*** DATA FOR THIS TASK ***
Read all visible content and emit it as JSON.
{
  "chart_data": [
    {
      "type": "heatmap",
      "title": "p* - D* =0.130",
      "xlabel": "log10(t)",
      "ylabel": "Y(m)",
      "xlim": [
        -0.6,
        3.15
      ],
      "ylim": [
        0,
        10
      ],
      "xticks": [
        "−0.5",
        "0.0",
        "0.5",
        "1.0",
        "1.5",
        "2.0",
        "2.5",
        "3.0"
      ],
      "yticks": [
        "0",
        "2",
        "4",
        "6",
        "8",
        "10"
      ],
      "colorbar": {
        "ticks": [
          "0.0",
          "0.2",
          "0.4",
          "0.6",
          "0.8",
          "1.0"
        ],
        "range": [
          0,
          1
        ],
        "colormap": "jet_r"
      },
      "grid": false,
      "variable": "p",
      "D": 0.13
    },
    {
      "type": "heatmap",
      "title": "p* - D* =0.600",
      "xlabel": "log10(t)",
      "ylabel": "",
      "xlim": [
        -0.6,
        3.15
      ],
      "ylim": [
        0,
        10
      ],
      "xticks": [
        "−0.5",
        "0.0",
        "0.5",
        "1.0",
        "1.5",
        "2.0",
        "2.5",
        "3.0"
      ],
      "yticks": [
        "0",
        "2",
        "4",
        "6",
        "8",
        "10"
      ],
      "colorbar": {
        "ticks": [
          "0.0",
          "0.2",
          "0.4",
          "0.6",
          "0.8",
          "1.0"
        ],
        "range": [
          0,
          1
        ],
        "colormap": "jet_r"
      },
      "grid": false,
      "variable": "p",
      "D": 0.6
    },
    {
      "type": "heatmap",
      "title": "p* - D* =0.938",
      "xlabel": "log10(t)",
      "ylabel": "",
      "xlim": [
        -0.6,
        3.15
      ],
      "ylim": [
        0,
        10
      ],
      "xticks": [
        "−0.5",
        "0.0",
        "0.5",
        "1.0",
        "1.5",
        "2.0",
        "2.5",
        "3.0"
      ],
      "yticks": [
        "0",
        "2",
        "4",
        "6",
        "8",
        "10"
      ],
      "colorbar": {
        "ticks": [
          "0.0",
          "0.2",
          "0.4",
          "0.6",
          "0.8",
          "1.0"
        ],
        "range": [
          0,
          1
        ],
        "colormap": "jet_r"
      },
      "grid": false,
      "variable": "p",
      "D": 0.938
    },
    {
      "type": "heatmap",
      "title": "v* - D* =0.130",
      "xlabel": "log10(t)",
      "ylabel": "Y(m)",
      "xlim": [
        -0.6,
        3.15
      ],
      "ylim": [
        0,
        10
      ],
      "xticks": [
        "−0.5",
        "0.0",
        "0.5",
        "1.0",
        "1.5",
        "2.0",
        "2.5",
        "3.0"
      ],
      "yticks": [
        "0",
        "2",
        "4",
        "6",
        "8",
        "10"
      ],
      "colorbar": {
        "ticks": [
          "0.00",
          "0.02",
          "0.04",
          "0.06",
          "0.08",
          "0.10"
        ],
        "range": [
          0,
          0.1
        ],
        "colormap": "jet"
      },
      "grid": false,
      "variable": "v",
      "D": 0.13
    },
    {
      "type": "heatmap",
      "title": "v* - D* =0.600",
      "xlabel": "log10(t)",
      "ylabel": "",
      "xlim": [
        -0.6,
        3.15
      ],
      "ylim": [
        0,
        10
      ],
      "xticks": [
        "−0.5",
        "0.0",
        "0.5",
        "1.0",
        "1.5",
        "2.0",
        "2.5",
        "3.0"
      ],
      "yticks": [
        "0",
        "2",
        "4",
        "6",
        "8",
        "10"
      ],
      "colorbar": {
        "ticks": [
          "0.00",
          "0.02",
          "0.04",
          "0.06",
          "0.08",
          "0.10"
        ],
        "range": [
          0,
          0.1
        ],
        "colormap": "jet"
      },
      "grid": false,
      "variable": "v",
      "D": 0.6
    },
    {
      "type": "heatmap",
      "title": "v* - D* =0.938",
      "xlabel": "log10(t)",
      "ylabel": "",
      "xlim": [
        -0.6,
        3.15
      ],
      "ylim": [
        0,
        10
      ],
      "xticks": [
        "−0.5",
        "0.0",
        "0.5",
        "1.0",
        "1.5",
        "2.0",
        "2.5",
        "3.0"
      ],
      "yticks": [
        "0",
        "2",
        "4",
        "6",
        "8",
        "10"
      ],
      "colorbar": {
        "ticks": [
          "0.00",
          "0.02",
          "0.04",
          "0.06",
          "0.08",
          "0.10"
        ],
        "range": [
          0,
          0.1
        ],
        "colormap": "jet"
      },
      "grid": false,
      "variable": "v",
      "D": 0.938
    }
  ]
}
***
▸ DIRECTION: Copy each record from above exactly, and include every line.

▸ WRITTEN REPLY:
Read all visible content and emit it as JSON.
{
  "chart_data": [
    {
      "type": "heatmap",
      "title": "p* - D* =0.130",
      "xlabel": "log10(t)",
      "ylabel": "Y(m)",
      "xlim": [
        -0.6,
        3.15
      ],
      "ylim": [
        0,
        10
      ],
      "xticks": [
        "−0.5",
        "0.0",
        "0.5",
        "1.0",
        "1.5",
        "2.0",
        "2.5",
        "3.0"
      ],
      "yticks": [
        "0",
        "2",
        "4",
        "6",
        "8",
        "10"
      ],
      "colorbar": {
        "ticks": [
          "0.0",
          "0.2",
          "0.4",
          "0.6",
          "0.8",
          "1.0"
        ],
        "range": [
          0,
          1
        ],
        "colormap": "jet_r"
      },
      "grid": false,
      "variable": "p",
      "D": 0.13
    },
    {
      "type": "heatmap",
      "title": "p* - D* =0.600",
      "xlabel": "log10(t)",
      "ylabel": "",
      "xlim": [
        -0.6,
        3.15
      ],
      "ylim": [
        0,
        10
      ],
      "xticks": [
        "−0.5",
        "0.0",
        "0.5",
        "1.0",
        "1.5",
        "2.0",
        "2.5",
        "3.0"
      ],
      "yticks": [
        "0",
        "2",
        "4",
        "6",
        "8",
        "10"
      ],
      "colorbar": {
        "ticks": [
          "0.0",
          "0.2",
          "0.4",
          "0.6",
          "0.8",
          "1.0"
        ],
        "range": [
          0,
          1
        ],
        "colormap": "jet_r"
      },
      "grid": false,
      "variable": "p",
      "D": 0.6
    },
    {
      "type": "heatmap",
      "title": "p* - D* =0.938",
      "xlabel": "log10(t)",
      "ylabel": "",
      "xlim": [
        -0.6,
        3.15
      ],
      "ylim": [
        0,
        10
      ],
      "xticks": [
        "−0.5",
        "0.0",
        "0.5",
        "1.0",
        "1.5",
        "2.0",
        "2.5",
        "3.0"
      ],
      "yticks": [
        "0",
        "2",
        "4",
        "6",
        "8",
        "10"
      ],
      "colorbar": {
        "ticks": [
          "0.0",
          "0.2",
          "0.4",
          "0.6",
          "0.8",
          "1.0"
        ],
        "range": [
          0,
          1
        ],
        "colormap": "jet_r"
      },
      "grid": false,
      "variable": "p",
      "D": 0.938
    },
    {
      "type": "heatmap",
      "title": "v* - D* =0.130",
      "xlabel": "log10(t)",
      "ylabel": "Y(m)",
      "xlim": [
        -0.6,
        3.15
      ],
      "ylim": [
        0,
        10
      ],
      "xticks": [
        "−0.5",
        "0.0",
        "0.5",
        "1.0",
        "1.5",
        "2.0",
        "2.5",
        "3.0"
      ],
      "yticks": [
        "0",
        "2",
        "4",
        "6",
        "8",
        "10"
      ],
      "colorbar": {
        "ticks": [
          "0.00",
          "0.02",
          "0.04",
          "0.06",
          "0.08",
          "0.10"
        ],
        "range": [
          0,
          0.1
        ],
        "colormap": "jet"
      },
      "grid": false,
      "variable": "v",
      "D": 0.13
    },
    {
      "type": "heatmap",
      "title": "v* - D* =0.600",
      "xlabel": "log10(t)",
      "ylabel": "",
      "xlim": [
        -0.6,
        3.15
      ],
      "ylim": [
        0,
        10
      ],
      "xticks": [
        "−0.5",
        "0.0",
        "0.5",
        "1.0",
        "1.5",
        "2.0",
        "2.5",
        "3.0"
      ],
      "yticks": [
        "0",
        "2",
        "4",
        "6",
        "8",
        "10"
      ],
      "colorbar": {
        "ticks": [
          "0.00",
          "0.02",
          "0.04",
          "0.06",
          "0.08",
          "0.10"
        ],
        "range": [
          0,
          0.1
        ],
        "colormap": "jet"
      },
      "grid": false,
      "variable": "v",
      "D": 0.6
    },
    {
      "type": "heatmap",
      "title": "v* - D* =0.938",
      "xlabel": "log10(t)",
      "ylabel": "",
      "xlim": [
        -0.6,
        3.15
      ],
      "ylim": [
        0,
        10
      ],
      "xticks": [
        "−0.5",
        "0.0",
        "0.5",
        "1.0",
        "1.5",
        "2.0",
        "2.5",
        "3.0"
      ],
      "yticks": [
        "0",
        "2",
        "4",
        "6",
        "8",
        "10"
      ],
      "colorbar": {
        "ticks": [
          "0.00",
          "0.02",
          "0.04",
          "0.06",
          "0.08",
          "0.10"
        ],
        "range": [
          0,
          0.1
        ],
        "colormap": "jet"
      },
      "grid": false,
      "variable": "v",
      "D": 0.938
    }
  ]
}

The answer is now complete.